§ TASK DESCRIPTION:
Review the material line by line. Identify and copy every line that contains the string "written".

§ RECORDS FOR THIS TASK:
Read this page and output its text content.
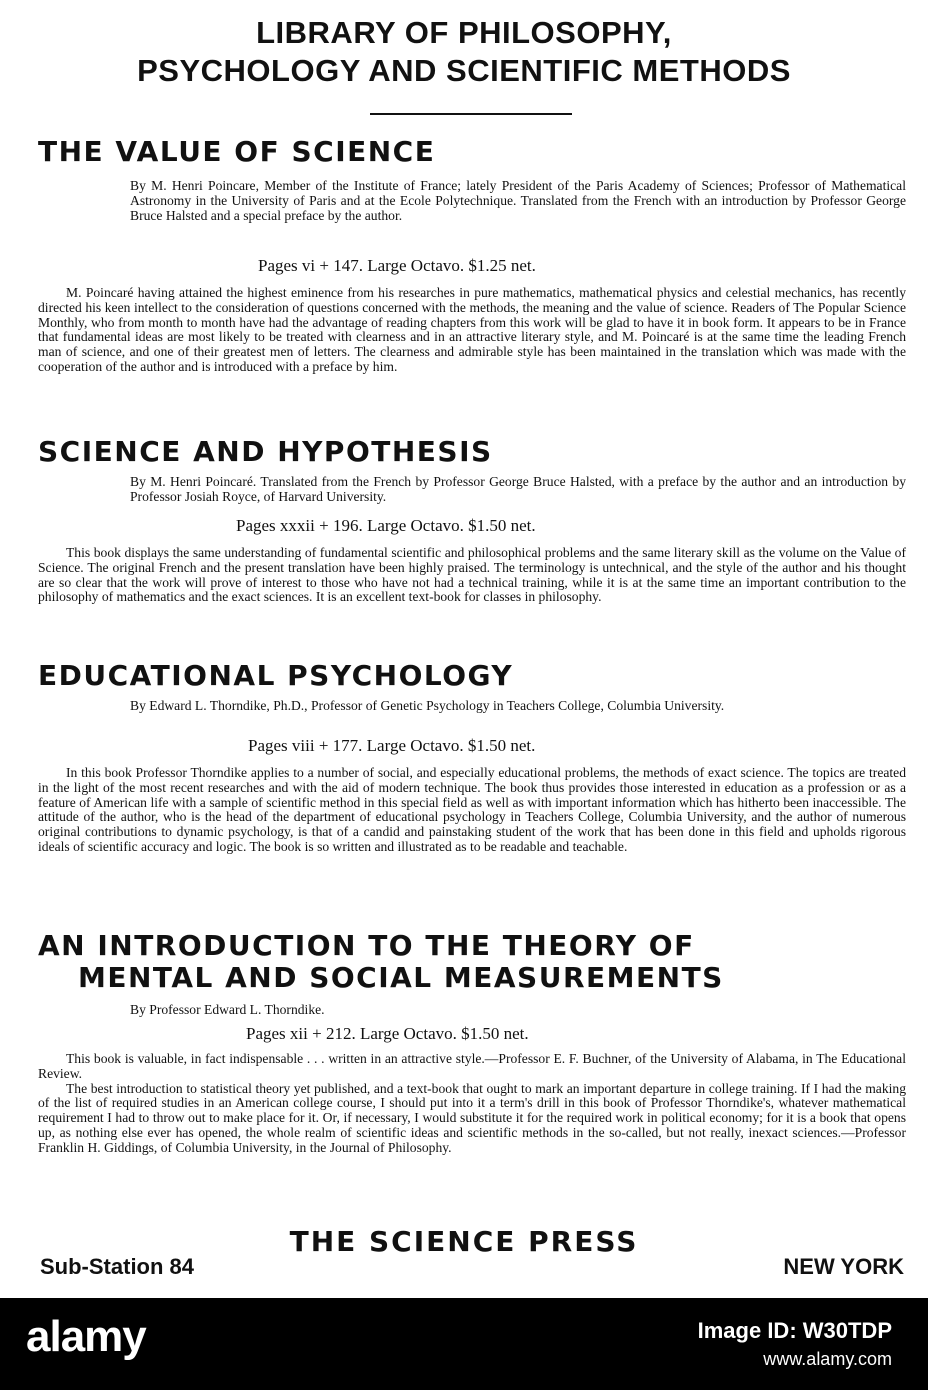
LIBRARY OF PHILOSOPHY,
PSYCHOLOGY AND SCIENTIFIC METHODS
THE VALUE OF SCIENCE
By M. Henri Poincare, Member of the Institute of France; lately President of the Paris Academy of Sciences; Professor of Mathematical Astronomy in the University of Paris and at the Ecole Polytechnique. Translated from the French with an introduction by Professor George Bruce Halsted and a special preface by the author.
Pages vi + 147. Large Octavo. $1.25 net.

M. Poincaré having attained the highest eminence from his researches in pure mathematics, mathematical physics and celestial mechanics, has recently directed his keen intellect to the consideration of questions concerned with the methods, the meaning and the value of science. Readers of The Popular Science Monthly, who from month to month have had the advantage of reading chapters from this work will be glad to have it in book form. It appears to be in France that fundamental ideas are most likely to be treated with clearness and in an attractive literary style, and M. Poincaré is at the same time the leading French man of science, and one of their greatest men of letters. The clearness and admirable style has been maintained in the translation which was made with the cooperation of the author and is introduced with a preface by him.

SCIENCE AND HYPOTHESIS
By M. Henri Poincaré. Translated from the French by Professor George Bruce Halsted, with a preface by the author and an introduction by Professor Josiah Royce, of Harvard University.
Pages xxxii + 196. Large Octavo. $1.50 net.

This book displays the same understanding of fundamental scientific and philosophical problems and the same literary skill as the volume on the Value of Science. The original French and the present translation have been highly praised. The terminology is untechnical, and the style of the author and his thought are so clear that the work will prove of interest to those who have not had a technical training, while it is at the same time an important contribution to the philosophy of mathematics and the exact sciences. It is an excellent text-book for classes in philosophy.

EDUCATIONAL PSYCHOLOGY
By Edward L. Thorndike, Ph.D., Professor of Genetic Psychology in Teachers College, Columbia University.
Pages viii + 177. Large Octavo. $1.50 net.

In this book Professor Thorndike applies to a number of social, and especially educational problems, the methods of exact science. The topics are treated in the light of the most recent researches and with the aid of modern technique. The book thus provides those interested in education as a profession or as a feature of American life with a sample of scientific method in this special field as well as with important information which has hitherto been inaccessible. The attitude of the author, who is the head of the department of educational psychology in Teachers College, Columbia University, and the author of numerous original contributions to dynamic psychology, is that of a candid and painstaking student of the work that has been done in this field and upholds rigorous ideals of scientific accuracy and logic. The book is so written and illustrated as to be readable and teachable.

AN INTRODUCTION TO THE THEORY OF
MENTAL AND SOCIAL MEASUREMENTS
By Professor Edward L. Thorndike.
Pages xii + 212. Large Octavo. $1.50 net.

This book is valuable, in fact indispensable . . . written in an attractive style.—Professor E. F. Buchner, of the University of Alabama, in The Educational Review.

The best introduction to statistical theory yet published, and a text-book that ought to mark an important departure in college training. If I had the making of the list of required studies in an American college course, I should put into it a term's drill in this book of Professor Thorndike's, whatever mathematical requirement I had to throw out to make place for it. Or, if necessary, I would substitute it for the required work in political economy; for it is a book that opens up, as nothing else ever has opened, the whole realm of scientific ideas and scientific methods in the so-called, but not really, inexact sciences.—Professor Franklin H. Giddings, of Columbia University, in the Journal of Philosophy.

THE SCIENCE PRESS
Sub-Station 84	NEW YORK
alamy	Image ID: W30TDP
www.alamy.com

§ FULL OUTPUT:
In this book Professor Thorndike applies to a number of social, and especially educational problems, the methods of exact science. The topics are treated in the light of the most recent researches and with the aid of modern technique. The book thus provides those interested in education as a profession or as a feature of American life with a sample of scientific method in this special field as well as with important information which has hitherto been inaccessible. The attitude of the author, who is the head of the department of educational psychology in Teachers College, Columbia University, and the author of numerous original contributions to dynamic psychology, is that of a candid and painstaking student of the work that has been done in this field and upholds rigorous ideals of scientific accuracy and logic. The book is so written and illustrated as to be readable and teachable.
This book is valuable, in fact indispensable . . . written in an attractive style.—Professor E. F. Buchner, of the University of Alabama, in The Educational Review.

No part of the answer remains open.